Dataset items
━━━━━━━━━━

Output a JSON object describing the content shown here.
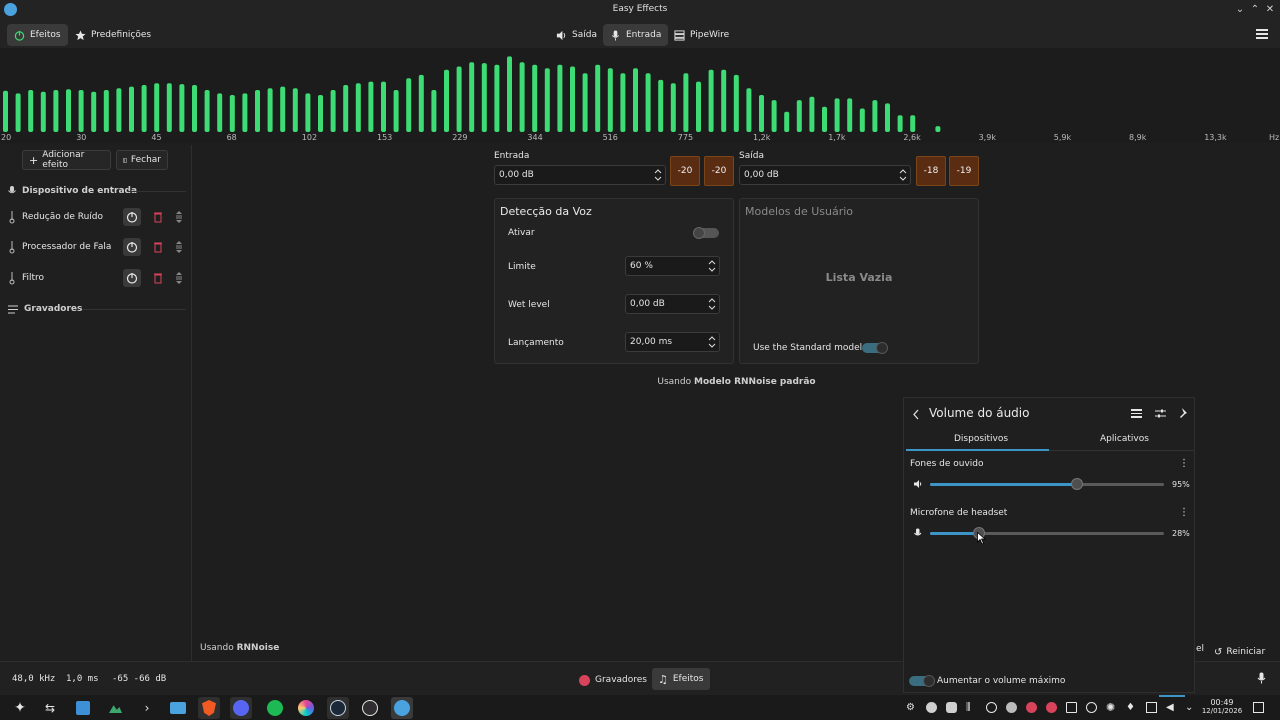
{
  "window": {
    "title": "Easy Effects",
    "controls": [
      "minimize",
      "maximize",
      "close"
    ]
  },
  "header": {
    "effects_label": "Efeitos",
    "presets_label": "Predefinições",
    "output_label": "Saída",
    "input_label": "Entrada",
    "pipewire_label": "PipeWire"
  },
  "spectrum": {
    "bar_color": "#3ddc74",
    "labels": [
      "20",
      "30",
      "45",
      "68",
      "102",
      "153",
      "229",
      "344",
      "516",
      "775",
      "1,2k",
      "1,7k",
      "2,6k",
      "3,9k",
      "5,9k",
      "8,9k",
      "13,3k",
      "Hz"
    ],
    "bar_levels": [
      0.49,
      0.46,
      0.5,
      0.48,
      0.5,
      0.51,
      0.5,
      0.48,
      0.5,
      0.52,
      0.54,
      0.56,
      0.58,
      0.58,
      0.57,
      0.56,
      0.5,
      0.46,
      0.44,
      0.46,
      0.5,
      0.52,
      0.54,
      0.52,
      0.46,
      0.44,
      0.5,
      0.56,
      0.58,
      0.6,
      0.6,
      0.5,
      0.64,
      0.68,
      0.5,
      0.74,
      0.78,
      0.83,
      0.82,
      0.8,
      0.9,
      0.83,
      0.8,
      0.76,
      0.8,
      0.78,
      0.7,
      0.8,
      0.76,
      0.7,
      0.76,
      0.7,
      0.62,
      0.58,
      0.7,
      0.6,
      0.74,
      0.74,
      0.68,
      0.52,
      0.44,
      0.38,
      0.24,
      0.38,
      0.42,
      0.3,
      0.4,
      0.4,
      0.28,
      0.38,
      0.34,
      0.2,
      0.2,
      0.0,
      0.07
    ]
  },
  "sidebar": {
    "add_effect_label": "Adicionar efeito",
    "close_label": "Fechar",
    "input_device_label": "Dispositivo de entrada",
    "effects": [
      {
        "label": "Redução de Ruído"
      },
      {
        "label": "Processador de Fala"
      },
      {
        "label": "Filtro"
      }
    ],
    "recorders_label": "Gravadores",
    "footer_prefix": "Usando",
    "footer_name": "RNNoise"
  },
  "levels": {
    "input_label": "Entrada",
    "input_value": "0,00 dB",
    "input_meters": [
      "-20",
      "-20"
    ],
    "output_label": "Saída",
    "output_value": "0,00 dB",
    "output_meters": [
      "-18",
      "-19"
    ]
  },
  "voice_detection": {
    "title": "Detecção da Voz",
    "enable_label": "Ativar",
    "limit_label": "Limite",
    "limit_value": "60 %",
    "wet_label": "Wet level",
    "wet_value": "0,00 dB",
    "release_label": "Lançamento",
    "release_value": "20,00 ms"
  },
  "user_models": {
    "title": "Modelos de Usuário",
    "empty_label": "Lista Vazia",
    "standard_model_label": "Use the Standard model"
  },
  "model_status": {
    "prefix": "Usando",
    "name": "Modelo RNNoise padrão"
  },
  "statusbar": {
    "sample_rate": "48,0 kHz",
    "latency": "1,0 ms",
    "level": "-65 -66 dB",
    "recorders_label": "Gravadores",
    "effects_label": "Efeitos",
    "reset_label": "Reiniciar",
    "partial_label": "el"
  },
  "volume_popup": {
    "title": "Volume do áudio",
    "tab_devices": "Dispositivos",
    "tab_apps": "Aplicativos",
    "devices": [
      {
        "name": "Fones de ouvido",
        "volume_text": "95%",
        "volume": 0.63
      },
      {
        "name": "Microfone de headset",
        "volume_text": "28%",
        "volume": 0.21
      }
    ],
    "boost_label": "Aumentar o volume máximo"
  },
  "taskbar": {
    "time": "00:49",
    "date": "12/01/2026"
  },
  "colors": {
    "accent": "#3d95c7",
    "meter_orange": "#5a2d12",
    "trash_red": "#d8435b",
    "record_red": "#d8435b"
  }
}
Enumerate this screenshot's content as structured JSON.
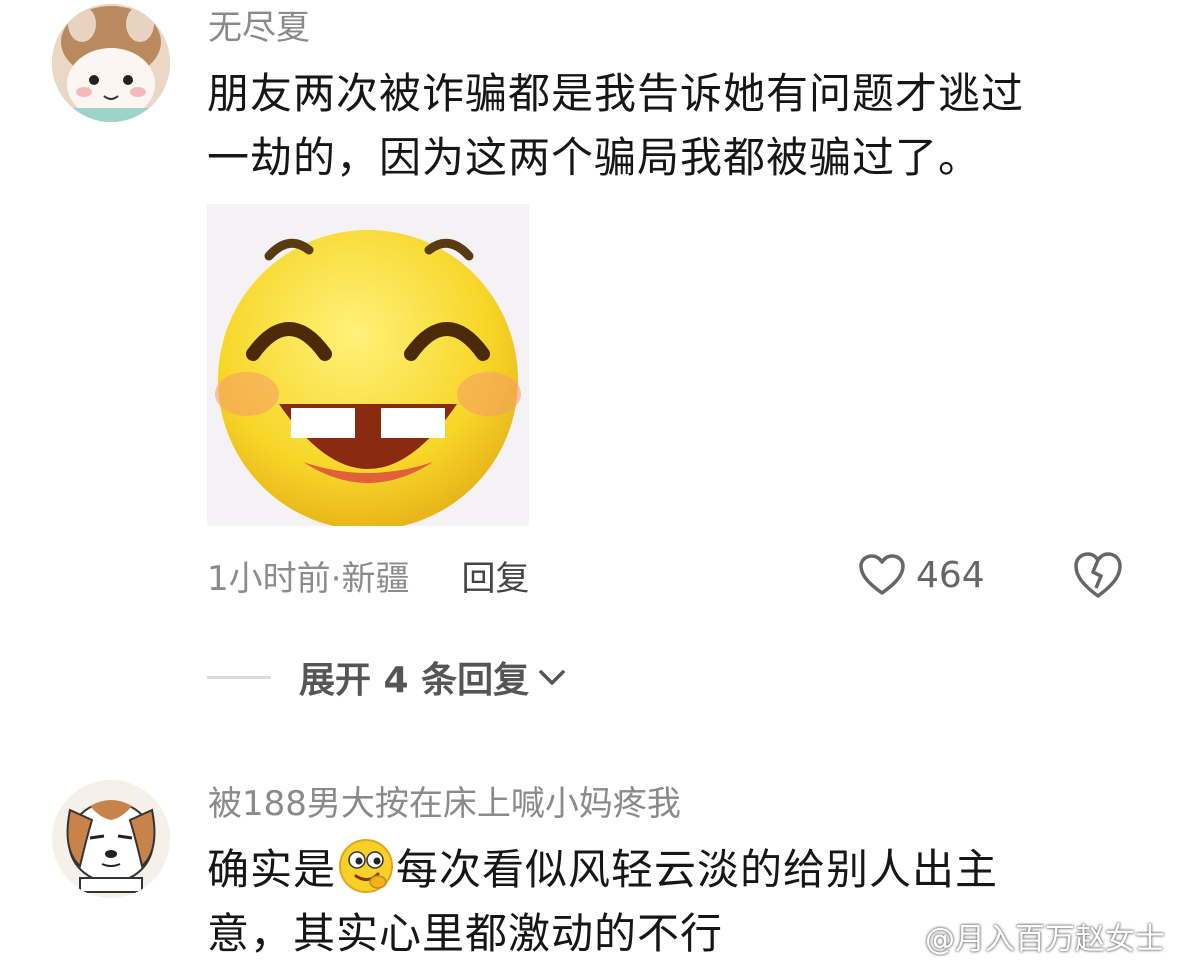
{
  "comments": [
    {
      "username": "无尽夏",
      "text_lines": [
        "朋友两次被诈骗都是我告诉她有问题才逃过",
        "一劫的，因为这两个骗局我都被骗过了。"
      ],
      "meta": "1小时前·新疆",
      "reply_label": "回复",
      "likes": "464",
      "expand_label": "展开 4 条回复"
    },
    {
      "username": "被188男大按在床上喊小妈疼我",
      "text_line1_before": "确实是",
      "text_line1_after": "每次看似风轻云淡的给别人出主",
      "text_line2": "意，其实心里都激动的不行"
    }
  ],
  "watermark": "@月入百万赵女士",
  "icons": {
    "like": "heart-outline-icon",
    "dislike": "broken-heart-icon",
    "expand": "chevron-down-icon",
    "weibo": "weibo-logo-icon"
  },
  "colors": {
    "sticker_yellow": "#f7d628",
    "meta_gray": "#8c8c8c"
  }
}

━━━━━━━━━━

:: Do this ::
Retype the line containing "Enumerate this screenshot's" and all lines after it through the end of the material, exactly and only those, leaving out pictures.

:: The result ::
Enumerate this screenshot's content as structured JSON.
{
  "comments": [
    {
      "username": "无尽夏",
      "text_lines": [
        "朋友两次被诈骗都是我告诉她有问题才逃过",
        "一劫的，因为这两个骗局我都被骗过了。"
      ],
      "meta": "1小时前·新疆",
      "reply_label": "回复",
      "likes": "464",
      "expand_label": "展开 4 条回复"
    },
    {
      "username": "被188男大按在床上喊小妈疼我",
      "text_line1_before": "确实是",
      "text_line1_after": "每次看似风轻云淡的给别人出主",
      "text_line2": "意，其实心里都激动的不行"
    }
  ],
  "watermark": "@月入百万赵女士",
  "icons": {
    "like": "heart-outline-icon",
    "dislike": "broken-heart-icon",
    "expand": "chevron-down-icon",
    "weibo": "weibo-logo-icon"
  },
  "colors": {
    "sticker_yellow": "#f7d628",
    "meta_gray": "#8c8c8c"
  }
}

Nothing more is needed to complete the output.